__OBJECTIVE__
Which lines in the records below contain the word "JSON"? Copy each one out.
[Begin MATERIAL SUPPLIED]
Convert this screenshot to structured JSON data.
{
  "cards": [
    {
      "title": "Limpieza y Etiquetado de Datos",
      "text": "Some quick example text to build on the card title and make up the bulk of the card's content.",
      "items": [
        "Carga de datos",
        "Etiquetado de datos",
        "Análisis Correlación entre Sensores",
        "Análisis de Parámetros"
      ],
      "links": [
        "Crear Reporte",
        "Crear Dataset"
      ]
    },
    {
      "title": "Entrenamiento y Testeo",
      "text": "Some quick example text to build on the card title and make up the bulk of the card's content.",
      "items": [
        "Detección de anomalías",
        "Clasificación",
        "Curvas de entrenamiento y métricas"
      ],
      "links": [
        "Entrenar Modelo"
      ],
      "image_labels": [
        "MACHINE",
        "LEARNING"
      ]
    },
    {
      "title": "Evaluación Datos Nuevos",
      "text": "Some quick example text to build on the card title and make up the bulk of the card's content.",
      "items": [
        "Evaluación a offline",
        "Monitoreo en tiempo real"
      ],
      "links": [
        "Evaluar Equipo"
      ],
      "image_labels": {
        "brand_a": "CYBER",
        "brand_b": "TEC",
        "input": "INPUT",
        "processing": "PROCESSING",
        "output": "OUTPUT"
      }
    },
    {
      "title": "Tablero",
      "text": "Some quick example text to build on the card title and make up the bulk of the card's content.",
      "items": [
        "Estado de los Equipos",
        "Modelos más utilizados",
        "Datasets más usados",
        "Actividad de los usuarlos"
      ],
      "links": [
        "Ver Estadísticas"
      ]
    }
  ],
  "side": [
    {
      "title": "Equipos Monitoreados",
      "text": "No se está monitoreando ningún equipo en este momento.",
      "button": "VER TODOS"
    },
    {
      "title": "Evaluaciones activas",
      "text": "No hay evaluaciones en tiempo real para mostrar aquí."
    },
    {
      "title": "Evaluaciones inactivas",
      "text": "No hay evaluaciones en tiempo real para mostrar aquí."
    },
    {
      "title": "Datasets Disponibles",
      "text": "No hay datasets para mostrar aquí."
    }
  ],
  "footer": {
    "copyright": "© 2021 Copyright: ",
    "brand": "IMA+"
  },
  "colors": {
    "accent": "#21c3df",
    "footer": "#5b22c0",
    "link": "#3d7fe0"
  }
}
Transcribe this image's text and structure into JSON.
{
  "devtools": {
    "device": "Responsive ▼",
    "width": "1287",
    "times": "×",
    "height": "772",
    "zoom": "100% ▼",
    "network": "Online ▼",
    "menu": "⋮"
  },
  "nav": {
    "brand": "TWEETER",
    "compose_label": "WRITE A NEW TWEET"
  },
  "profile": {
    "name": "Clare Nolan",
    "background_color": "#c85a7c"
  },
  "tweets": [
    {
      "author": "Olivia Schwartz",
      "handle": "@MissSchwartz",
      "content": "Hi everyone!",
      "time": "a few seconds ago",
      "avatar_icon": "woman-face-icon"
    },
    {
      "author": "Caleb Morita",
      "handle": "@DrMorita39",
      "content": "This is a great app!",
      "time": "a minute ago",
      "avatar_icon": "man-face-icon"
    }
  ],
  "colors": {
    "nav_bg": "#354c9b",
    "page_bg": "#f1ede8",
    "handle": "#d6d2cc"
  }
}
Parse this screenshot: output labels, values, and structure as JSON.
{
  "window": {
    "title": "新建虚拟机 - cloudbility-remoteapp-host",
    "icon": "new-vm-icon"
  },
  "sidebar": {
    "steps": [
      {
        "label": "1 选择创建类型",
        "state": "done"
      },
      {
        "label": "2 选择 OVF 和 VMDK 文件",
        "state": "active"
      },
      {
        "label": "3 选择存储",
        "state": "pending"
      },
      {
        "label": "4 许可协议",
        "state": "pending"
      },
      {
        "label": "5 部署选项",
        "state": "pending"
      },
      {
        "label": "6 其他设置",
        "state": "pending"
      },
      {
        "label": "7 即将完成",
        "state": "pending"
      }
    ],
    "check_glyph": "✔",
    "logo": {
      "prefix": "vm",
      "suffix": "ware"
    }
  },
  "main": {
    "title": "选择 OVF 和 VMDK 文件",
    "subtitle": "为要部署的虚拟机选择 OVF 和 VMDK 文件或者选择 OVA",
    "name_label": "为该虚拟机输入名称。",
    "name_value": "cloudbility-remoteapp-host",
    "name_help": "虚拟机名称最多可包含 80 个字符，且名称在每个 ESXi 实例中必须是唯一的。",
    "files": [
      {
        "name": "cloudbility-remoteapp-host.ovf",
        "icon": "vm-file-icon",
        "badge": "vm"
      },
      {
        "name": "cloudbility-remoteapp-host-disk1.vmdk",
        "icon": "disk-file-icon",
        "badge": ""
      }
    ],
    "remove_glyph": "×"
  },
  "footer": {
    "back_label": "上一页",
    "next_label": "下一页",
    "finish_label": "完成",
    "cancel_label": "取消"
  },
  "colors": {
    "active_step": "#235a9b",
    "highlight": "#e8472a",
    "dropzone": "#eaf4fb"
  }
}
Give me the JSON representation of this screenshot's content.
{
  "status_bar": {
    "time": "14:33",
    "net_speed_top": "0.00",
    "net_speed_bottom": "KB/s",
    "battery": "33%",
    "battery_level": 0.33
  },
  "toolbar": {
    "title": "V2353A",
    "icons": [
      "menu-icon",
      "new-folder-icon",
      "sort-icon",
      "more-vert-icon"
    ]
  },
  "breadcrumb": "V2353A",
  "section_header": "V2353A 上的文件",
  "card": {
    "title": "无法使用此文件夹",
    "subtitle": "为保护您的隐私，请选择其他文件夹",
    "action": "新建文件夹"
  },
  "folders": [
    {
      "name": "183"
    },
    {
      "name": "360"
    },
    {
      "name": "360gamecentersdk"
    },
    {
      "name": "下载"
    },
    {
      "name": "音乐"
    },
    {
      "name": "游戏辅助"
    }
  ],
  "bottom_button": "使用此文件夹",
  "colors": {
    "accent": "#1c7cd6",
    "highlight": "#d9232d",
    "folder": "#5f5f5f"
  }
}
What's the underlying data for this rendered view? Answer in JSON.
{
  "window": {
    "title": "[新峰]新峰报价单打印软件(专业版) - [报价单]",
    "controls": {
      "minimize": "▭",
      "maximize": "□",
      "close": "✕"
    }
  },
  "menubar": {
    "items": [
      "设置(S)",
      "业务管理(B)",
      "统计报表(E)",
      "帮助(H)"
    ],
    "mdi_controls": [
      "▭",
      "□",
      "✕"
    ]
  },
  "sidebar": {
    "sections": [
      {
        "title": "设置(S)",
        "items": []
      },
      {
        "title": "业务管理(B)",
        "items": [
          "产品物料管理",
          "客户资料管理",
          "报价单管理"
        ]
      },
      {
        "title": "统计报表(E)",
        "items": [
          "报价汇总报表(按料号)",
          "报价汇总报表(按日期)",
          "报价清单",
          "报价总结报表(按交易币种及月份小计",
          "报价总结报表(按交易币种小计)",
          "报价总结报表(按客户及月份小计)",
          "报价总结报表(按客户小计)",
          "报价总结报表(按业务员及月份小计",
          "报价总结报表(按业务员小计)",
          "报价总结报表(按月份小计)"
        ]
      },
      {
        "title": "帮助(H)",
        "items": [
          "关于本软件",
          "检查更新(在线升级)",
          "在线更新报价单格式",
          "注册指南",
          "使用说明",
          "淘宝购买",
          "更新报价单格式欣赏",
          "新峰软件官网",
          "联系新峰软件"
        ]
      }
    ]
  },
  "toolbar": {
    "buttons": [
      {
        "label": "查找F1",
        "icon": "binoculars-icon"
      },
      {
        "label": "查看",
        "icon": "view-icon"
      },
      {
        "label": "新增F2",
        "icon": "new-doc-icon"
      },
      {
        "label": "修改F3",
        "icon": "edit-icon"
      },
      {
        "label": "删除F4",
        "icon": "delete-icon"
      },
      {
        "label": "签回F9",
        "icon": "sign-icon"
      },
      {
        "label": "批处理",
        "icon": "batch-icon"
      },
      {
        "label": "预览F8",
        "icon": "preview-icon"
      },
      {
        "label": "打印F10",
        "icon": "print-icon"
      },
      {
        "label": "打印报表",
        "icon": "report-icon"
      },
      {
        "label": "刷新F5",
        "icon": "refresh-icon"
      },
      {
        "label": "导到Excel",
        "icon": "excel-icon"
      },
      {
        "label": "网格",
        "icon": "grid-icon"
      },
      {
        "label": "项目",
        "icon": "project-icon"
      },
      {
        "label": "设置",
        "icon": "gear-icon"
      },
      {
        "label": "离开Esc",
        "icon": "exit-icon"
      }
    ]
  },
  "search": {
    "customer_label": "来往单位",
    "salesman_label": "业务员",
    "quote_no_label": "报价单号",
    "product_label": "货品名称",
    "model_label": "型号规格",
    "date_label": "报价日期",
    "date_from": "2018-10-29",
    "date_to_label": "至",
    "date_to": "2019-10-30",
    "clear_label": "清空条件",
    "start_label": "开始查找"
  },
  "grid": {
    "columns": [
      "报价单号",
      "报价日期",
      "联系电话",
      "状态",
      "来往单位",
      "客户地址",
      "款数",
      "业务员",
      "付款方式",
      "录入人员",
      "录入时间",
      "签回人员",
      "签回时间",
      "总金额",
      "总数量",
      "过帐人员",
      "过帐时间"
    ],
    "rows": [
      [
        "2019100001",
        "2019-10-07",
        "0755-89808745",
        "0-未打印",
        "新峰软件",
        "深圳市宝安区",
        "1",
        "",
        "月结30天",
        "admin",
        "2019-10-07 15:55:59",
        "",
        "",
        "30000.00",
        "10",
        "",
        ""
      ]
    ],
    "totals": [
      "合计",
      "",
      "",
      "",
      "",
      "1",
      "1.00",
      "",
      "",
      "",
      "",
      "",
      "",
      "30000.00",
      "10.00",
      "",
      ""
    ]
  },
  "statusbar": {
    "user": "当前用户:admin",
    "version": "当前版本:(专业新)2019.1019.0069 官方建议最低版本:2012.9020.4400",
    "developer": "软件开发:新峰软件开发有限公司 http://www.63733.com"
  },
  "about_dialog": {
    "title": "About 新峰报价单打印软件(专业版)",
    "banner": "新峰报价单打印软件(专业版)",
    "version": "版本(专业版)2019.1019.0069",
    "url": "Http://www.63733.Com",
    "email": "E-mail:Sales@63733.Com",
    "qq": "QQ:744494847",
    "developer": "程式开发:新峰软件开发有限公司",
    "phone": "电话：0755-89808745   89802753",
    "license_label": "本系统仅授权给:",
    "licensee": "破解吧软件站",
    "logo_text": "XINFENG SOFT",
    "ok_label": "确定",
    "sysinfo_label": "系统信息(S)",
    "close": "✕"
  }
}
[End MATERIAL SUPPLIED]
__RESULT OF THIS TASK__
Convert this screenshot to structured JSON data.
Transcribe this image's text and structure into JSON.
Parse this screenshot: output labels, values, and structure as JSON.
Give me the JSON representation of this screenshot's content.
What's the underlying data for this rendered view? Answer in JSON.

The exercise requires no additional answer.